Do this:
Report how many lines of the following entries include the string "Fuelled"; respond with the number alone.

Materials provided:

● ● ● ●

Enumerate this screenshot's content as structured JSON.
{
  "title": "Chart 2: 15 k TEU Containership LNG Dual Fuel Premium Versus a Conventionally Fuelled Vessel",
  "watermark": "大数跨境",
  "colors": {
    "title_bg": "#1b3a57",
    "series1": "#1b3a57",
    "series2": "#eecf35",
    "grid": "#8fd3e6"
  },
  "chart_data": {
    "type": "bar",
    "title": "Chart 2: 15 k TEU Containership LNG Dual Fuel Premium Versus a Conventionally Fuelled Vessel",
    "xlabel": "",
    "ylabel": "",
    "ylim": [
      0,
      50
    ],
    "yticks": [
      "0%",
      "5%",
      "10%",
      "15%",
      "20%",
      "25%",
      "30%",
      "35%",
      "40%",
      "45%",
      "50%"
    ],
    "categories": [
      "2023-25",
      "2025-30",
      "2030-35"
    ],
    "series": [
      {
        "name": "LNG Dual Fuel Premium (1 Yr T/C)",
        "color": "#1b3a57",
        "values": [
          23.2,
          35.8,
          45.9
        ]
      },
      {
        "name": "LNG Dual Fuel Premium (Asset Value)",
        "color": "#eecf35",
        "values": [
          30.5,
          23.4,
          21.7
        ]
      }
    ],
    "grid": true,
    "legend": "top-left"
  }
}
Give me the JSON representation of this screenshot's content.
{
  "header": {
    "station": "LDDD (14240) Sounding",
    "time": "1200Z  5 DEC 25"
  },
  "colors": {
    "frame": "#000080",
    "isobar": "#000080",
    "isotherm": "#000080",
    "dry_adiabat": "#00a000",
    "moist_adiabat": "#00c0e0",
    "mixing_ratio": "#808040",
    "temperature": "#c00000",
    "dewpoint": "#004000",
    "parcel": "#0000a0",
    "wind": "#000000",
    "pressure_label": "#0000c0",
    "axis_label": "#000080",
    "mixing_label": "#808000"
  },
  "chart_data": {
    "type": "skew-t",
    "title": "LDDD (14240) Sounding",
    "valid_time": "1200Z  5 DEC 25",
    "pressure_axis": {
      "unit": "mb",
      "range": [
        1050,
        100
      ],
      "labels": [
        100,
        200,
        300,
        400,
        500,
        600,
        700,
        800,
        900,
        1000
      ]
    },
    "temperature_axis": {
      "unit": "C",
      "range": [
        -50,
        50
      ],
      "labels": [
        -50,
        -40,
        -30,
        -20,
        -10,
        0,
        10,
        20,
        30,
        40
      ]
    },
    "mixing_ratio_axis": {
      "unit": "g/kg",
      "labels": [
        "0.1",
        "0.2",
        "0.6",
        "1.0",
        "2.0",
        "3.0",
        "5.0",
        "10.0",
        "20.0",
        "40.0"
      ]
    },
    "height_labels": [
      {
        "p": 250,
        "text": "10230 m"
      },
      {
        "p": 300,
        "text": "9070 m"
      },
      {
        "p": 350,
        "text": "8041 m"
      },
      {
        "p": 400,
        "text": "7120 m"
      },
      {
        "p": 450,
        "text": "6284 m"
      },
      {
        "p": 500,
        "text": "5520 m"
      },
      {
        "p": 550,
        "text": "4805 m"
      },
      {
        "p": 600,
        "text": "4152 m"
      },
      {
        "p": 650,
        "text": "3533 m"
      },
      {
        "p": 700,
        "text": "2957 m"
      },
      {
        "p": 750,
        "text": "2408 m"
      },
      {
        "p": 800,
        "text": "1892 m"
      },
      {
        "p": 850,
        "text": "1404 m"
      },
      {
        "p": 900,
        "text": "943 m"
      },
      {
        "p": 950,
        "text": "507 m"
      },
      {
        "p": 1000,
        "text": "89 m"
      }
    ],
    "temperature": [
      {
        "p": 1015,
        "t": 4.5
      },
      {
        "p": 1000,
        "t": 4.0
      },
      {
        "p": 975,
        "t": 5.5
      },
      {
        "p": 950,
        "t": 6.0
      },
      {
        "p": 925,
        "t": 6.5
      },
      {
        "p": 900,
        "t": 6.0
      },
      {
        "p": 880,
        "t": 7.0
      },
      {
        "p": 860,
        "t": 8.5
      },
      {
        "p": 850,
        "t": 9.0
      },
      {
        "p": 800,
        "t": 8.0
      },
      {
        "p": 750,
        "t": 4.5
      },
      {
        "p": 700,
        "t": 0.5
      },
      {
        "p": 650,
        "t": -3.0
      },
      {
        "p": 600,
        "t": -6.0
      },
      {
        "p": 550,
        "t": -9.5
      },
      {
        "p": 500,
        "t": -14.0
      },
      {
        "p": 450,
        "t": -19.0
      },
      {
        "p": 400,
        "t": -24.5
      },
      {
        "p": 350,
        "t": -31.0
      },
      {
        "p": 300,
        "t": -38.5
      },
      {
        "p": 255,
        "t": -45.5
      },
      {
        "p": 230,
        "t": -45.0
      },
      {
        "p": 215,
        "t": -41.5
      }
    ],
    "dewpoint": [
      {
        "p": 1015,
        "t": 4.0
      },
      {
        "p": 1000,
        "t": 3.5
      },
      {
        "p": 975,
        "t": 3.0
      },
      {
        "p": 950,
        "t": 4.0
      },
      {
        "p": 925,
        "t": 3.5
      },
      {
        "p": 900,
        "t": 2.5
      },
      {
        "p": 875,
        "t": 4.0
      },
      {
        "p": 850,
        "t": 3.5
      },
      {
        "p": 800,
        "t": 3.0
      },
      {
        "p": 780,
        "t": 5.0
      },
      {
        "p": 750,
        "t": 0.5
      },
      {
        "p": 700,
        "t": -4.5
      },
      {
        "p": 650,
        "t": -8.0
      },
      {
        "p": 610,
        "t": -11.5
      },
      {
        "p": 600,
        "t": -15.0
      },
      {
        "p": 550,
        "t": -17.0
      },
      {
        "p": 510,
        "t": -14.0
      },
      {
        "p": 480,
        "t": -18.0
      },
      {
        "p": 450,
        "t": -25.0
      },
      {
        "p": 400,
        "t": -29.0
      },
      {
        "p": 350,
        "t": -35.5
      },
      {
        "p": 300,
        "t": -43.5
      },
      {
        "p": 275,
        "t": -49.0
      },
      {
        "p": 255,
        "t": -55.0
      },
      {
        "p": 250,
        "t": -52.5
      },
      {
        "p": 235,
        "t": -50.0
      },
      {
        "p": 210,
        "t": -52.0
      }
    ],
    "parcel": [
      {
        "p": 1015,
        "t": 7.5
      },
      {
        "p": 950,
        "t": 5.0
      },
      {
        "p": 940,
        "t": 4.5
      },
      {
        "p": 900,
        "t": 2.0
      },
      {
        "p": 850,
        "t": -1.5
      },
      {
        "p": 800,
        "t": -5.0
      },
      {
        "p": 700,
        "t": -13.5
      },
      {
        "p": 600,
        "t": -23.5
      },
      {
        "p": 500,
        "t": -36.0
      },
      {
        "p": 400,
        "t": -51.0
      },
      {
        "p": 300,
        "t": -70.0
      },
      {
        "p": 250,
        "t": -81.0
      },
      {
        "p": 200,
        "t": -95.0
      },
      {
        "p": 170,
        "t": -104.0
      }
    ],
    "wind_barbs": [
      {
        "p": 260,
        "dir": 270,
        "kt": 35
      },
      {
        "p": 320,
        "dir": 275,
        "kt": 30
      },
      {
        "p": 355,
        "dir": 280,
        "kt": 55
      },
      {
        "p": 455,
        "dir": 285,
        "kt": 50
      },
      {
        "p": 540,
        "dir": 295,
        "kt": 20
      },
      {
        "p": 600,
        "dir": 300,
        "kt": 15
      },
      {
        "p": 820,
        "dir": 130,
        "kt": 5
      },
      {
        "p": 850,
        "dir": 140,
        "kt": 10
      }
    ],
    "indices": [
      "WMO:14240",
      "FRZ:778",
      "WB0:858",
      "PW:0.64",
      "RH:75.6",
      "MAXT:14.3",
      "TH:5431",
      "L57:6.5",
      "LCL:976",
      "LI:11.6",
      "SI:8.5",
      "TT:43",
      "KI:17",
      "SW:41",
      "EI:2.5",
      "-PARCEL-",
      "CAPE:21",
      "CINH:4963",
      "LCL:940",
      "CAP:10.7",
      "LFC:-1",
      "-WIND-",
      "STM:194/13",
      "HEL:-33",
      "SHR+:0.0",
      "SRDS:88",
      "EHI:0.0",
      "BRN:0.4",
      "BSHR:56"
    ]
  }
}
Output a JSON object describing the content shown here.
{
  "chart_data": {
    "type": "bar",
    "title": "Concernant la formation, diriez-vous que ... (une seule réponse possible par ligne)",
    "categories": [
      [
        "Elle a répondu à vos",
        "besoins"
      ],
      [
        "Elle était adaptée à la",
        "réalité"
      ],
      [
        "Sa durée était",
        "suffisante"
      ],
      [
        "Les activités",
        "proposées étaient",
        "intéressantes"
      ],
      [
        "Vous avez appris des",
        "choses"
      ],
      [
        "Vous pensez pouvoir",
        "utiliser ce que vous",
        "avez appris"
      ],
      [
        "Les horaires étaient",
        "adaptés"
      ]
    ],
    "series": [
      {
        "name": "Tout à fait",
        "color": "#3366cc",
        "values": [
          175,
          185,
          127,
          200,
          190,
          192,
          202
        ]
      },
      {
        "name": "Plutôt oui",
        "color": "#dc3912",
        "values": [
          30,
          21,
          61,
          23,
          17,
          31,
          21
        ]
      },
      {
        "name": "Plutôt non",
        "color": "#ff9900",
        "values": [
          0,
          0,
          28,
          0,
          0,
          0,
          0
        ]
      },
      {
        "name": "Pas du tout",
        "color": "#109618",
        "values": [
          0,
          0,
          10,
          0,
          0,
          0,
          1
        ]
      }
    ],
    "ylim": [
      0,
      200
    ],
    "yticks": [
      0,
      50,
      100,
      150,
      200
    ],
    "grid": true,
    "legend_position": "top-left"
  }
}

● ● ● ●

Result of the exercise:
2